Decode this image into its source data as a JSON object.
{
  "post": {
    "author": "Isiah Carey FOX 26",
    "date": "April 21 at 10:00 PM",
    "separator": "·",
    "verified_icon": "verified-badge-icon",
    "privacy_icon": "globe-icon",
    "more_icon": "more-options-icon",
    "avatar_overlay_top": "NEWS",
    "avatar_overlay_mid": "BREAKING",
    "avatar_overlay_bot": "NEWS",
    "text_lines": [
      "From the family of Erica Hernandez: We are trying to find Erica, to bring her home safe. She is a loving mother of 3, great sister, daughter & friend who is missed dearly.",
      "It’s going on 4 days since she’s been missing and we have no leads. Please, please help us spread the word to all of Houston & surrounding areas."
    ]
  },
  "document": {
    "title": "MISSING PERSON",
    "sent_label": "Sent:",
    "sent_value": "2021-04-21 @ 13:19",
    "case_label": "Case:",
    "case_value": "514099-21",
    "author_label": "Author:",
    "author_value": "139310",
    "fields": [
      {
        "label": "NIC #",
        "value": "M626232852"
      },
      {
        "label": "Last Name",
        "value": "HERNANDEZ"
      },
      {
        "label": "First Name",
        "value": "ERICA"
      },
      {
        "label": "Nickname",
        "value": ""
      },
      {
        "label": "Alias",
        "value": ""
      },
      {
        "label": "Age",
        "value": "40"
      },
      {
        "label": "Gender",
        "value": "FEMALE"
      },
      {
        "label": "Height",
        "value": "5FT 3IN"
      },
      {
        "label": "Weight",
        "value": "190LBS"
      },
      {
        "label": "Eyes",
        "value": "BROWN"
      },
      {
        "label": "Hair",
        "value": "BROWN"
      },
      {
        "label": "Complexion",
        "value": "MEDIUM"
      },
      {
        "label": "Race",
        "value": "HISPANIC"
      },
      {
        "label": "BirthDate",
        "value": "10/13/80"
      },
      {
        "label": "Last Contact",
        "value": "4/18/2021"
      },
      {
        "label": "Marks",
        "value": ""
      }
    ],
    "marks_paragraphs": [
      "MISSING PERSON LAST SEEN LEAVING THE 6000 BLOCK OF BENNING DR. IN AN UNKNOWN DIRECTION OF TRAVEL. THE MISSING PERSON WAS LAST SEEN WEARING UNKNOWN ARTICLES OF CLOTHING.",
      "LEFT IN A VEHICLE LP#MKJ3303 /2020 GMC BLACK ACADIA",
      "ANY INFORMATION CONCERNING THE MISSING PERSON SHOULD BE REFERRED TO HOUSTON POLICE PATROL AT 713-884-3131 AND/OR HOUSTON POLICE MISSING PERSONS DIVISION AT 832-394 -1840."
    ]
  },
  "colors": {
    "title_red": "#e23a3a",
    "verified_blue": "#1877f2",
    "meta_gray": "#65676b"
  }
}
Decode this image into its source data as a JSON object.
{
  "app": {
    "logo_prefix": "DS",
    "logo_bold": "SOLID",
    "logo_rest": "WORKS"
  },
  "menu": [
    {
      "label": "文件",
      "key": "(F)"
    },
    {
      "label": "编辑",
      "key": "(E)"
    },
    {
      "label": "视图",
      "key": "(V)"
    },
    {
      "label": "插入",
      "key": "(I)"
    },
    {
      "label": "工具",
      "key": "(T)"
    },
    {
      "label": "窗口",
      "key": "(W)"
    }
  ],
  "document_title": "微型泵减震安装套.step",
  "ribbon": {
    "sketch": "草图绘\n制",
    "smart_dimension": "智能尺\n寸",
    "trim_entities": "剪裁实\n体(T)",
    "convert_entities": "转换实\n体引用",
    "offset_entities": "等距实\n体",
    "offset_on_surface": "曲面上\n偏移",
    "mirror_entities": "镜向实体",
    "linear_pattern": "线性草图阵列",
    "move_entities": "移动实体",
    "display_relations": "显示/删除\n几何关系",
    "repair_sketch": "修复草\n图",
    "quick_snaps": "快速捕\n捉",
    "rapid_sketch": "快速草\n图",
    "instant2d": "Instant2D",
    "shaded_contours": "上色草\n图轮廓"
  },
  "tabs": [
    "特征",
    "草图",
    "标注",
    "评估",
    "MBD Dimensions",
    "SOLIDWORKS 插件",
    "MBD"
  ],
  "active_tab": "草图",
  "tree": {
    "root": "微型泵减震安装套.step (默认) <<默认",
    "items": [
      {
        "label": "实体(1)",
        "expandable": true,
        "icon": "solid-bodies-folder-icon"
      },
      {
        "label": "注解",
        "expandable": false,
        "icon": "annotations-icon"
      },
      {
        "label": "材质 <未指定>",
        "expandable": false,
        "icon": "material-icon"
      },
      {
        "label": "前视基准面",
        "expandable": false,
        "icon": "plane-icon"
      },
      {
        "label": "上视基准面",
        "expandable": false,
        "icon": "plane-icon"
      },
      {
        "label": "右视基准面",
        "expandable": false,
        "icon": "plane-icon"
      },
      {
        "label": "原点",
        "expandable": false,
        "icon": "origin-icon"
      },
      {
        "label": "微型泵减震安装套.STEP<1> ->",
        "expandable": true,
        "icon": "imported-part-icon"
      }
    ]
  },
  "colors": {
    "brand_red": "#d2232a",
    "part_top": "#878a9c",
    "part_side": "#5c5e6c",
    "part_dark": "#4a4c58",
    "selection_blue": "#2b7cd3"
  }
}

* [Work to be completed]: Restate each record word for word.

* [Task response]:
Decode this image into its source data as a JSON object.
{
  "post": {
    "author": "Isiah Carey FOX 26",
    "date": "April 21 at 10:00 PM",
    "separator": "·",
    "verified_icon": "verified-badge-icon",
    "privacy_icon": "globe-icon",
    "more_icon": "more-options-icon",
    "avatar_overlay_top": "NEWS",
    "avatar_overlay_mid": "BREAKING",
    "avatar_overlay_bot": "NEWS",
    "text_lines": [
      "From the family of Erica Hernandez: We are trying to find Erica, to bring her home safe. She is a loving mother of 3, great sister, daughter & friend who is missed dearly.",
      "It’s going on 4 days since she’s been missing and we have no leads. Please, please help us spread the word to all of Houston & surrounding areas."
    ]
  },
  "document": {
    "title": "MISSING PERSON",
    "sent_label": "Sent:",
    "sent_value": "2021-04-21 @ 13:19",
    "case_label": "Case:",
    "case_value": "514099-21",
    "author_label": "Author:",
    "author_value": "139310",
    "fields": [
      {
        "label": "NIC #",
        "value": "M626232852"
      },
      {
        "label": "Last Name",
        "value": "HERNANDEZ"
      },
      {
        "label": "First Name",
        "value": "ERICA"
      },
      {
        "label": "Nickname",
        "value": ""
      },
      {
        "label": "Alias",
        "value": ""
      },
      {
        "label": "Age",
        "value": "40"
      },
      {
        "label": "Gender",
        "value": "FEMALE"
      },
      {
        "label": "Height",
        "value": "5FT 3IN"
      },
      {
        "label": "Weight",
        "value": "190LBS"
      },
      {
        "label": "Eyes",
        "value": "BROWN"
      },
      {
        "label": "Hair",
        "value": "BROWN"
      },
      {
        "label": "Complexion",
        "value": "MEDIUM"
      },
      {
        "label": "Race",
        "value": "HISPANIC"
      },
      {
        "label": "BirthDate",
        "value": "10/13/80"
      },
      {
        "label": "Last Contact",
        "value": "4/18/2021"
      },
      {
        "label": "Marks",
        "value": ""
      }
    ],
    "marks_paragraphs": [
      "MISSING PERSON LAST SEEN LEAVING THE 6000 BLOCK OF BENNING DR. IN AN UNKNOWN DIRECTION OF TRAVEL. THE MISSING PERSON WAS LAST SEEN WEARING UNKNOWN ARTICLES OF CLOTHING.",
      "LEFT IN A VEHICLE LP#MKJ3303 /2020 GMC BLACK ACADIA",
      "ANY INFORMATION CONCERNING THE MISSING PERSON SHOULD BE REFERRED TO HOUSTON POLICE PATROL AT 713-884-3131 AND/OR HOUSTON POLICE MISSING PERSONS DIVISION AT 832-394 -1840."
    ]
  },
  "colors": {
    "title_red": "#e23a3a",
    "verified_blue": "#1877f2",
    "meta_gray": "#65676b"
  }
}
Decode this image into its source data as a JSON object.
{
  "app": {
    "logo_prefix": "DS",
    "logo_bold": "SOLID",
    "logo_rest": "WORKS"
  },
  "menu": [
    {
      "label": "文件",
      "key": "(F)"
    },
    {
      "label": "编辑",
      "key": "(E)"
    },
    {
      "label": "视图",
      "key": "(V)"
    },
    {
      "label": "插入",
      "key": "(I)"
    },
    {
      "label": "工具",
      "key": "(T)"
    },
    {
      "label": "窗口",
      "key": "(W)"
    }
  ],
  "document_title": "微型泵减震安装套.step",
  "ribbon": {
    "sketch": "草图绘\n制",
    "smart_dimension": "智能尺\n寸",
    "trim_entities": "剪裁实\n体(T)",
    "convert_entities": "转换实\n体引用",
    "offset_entities": "等距实\n体",
    "offset_on_surface": "曲面上\n偏移",
    "mirror_entities": "镜向实体",
    "linear_pattern": "线性草图阵列",
    "move_entities": "移动实体",
    "display_relations": "显示/删除\n几何关系",
    "repair_sketch": "修复草\n图",
    "quick_snaps": "快速捕\n捉",
    "rapid_sketch": "快速草\n图",
    "instant2d": "Instant2D",
    "shaded_contours": "上色草\n图轮廓"
  },
  "tabs": [
    "特征",
    "草图",
    "标注",
    "评估",
    "MBD Dimensions",
    "SOLIDWORKS 插件",
    "MBD"
  ],
  "active_tab": "草图",
  "tree": {
    "root": "微型泵减震安装套.step (默认) <<默认",
    "items": [
      {
        "label": "实体(1)",
        "expandable": true,
        "icon": "solid-bodies-folder-icon"
      },
      {
        "label": "注解",
        "expandable": false,
        "icon": "annotations-icon"
      },
      {
        "label": "材质 <未指定>",
        "expandable": false,
        "icon": "material-icon"
      },
      {
        "label": "前视基准面",
        "expandable": false,
        "icon": "plane-icon"
      },
      {
        "label": "上视基准面",
        "expandable": false,
        "icon": "plane-icon"
      },
      {
        "label": "右视基准面",
        "expandable": false,
        "icon": "plane-icon"
      },
      {
        "label": "原点",
        "expandable": false,
        "icon": "origin-icon"
      },
      {
        "label": "微型泵减震安装套.STEP<1> ->",
        "expandable": true,
        "icon": "imported-part-icon"
      }
    ]
  },
  "colors": {
    "brand_red": "#d2232a",
    "part_top": "#878a9c",
    "part_side": "#5c5e6c",
    "part_dark": "#4a4c58",
    "selection_blue": "#2b7cd3"
  }
}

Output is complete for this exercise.